● **EXERCISE TASK**: Each record is to be printed again precisely as it reads.
· · · · · · ·
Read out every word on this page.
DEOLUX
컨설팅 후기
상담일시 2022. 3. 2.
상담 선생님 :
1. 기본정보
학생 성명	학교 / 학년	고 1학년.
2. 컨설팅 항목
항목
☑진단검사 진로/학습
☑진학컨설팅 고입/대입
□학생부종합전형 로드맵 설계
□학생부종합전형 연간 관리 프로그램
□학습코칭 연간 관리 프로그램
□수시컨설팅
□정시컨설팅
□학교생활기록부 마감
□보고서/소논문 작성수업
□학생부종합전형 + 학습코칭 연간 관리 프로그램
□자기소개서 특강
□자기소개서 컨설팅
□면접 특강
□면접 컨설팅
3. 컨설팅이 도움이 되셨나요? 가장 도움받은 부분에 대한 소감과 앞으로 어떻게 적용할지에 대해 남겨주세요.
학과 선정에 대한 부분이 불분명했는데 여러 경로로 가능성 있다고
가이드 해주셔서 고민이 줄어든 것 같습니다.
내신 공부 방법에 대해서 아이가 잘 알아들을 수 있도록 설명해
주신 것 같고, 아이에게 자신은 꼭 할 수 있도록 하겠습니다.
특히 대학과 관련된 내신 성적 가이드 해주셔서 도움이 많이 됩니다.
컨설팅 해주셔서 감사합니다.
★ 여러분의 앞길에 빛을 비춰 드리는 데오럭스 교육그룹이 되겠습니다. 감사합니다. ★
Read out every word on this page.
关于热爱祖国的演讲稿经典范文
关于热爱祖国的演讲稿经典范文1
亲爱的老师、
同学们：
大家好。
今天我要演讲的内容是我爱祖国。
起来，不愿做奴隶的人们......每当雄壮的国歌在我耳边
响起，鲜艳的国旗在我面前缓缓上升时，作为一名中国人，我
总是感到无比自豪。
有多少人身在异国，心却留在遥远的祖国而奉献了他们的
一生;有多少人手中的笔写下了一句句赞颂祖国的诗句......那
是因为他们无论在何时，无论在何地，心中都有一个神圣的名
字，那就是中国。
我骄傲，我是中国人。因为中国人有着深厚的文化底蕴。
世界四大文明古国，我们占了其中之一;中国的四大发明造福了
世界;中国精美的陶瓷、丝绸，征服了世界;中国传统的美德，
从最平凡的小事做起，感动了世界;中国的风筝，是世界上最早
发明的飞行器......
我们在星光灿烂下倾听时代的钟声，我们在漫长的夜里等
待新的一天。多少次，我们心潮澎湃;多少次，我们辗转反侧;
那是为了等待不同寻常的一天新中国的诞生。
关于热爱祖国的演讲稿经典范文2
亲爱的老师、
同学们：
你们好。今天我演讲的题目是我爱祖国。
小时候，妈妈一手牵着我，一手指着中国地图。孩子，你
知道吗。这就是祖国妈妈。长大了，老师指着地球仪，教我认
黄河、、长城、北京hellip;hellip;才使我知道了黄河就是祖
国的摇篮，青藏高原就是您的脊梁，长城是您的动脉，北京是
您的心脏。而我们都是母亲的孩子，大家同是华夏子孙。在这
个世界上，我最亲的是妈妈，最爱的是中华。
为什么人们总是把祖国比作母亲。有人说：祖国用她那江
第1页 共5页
· · · · · · ·
● **THE COMPLETED TASK**:
Read out every word on this page.
DEOLUX
컨설팅 후기
상담일시 2022. 3. 2.
상담 선생님 :
1. 기본정보
학생 성명	학교 / 학년	고 1학년.
2. 컨설팅 항목
항목
☑진단검사 진로/학습
☑진학컨설팅 고입/대입
□학생부종합전형 로드맵 설계
□학생부종합전형 연간 관리 프로그램
□학습코칭 연간 관리 프로그램
□수시컨설팅
□정시컨설팅
□학교생활기록부 마감
□보고서/소논문 작성수업
□학생부종합전형 + 학습코칭 연간 관리 프로그램
□자기소개서 특강
□자기소개서 컨설팅
□면접 특강
□면접 컨설팅
3. 컨설팅이 도움이 되셨나요? 가장 도움받은 부분에 대한 소감과 앞으로 어떻게 적용할지에 대해 남겨주세요.
학과 선정에 대한 부분이 불분명했는데 여러 경로로 가능성 있다고
가이드 해주셔서 고민이 줄어든 것 같습니다.
내신 공부 방법에 대해서 아이가 잘 알아들을 수 있도록 설명해
주신 것 같고, 아이에게 자신은 꼭 할 수 있도록 하겠습니다.
특히 대학과 관련된 내신 성적 가이드 해주셔서 도움이 많이 됩니다.
컨설팅 해주셔서 감사합니다.
★ 여러분의 앞길에 빛을 비춰 드리는 데오럭스 교육그룹이 되겠습니다. 감사합니다. ★
Read out every word on this page.
关于热爱祖国的演讲稿经典范文
关于热爱祖国的演讲稿经典范文1
亲爱的老师、
同学们：
大家好。
今天我要演讲的内容是我爱祖国。
起来，不愿做奴隶的人们......每当雄壮的国歌在我耳边
响起，鲜艳的国旗在我面前缓缓上升时，作为一名中国人，我
总是感到无比自豪。
有多少人身在异国，心却留在遥远的祖国而奉献了他们的
一生;有多少人手中的笔写下了一句句赞颂祖国的诗句......那
是因为他们无论在何时，无论在何地，心中都有一个神圣的名
字，那就是中国。
我骄傲，我是中国人。因为中国人有着深厚的文化底蕴。
世界四大文明古国，我们占了其中之一;中国的四大发明造福了
世界;中国精美的陶瓷、丝绸，征服了世界;中国传统的美德，
从最平凡的小事做起，感动了世界;中国的风筝，是世界上最早
发明的飞行器......
我们在星光灿烂下倾听时代的钟声，我们在漫长的夜里等
待新的一天。多少次，我们心潮澎湃;多少次，我们辗转反侧;
那是为了等待不同寻常的一天新中国的诞生。
关于热爱祖国的演讲稿经典范文2
亲爱的老师、
同学们：
你们好。今天我演讲的题目是我爱祖国。
小时候，妈妈一手牵着我，一手指着中国地图。孩子，你
知道吗。这就是祖国妈妈。长大了，老师指着地球仪，教我认
黄河、、长城、北京hellip;hellip;才使我知道了黄河就是祖
国的摇篮，青藏高原就是您的脊梁，长城是您的动脉，北京是
您的心脏。而我们都是母亲的孩子，大家同是华夏子孙。在这
个世界上，我最亲的是妈妈，最爱的是中华。
为什么人们总是把祖国比作母亲。有人说：祖国用她那江
第1页 共5页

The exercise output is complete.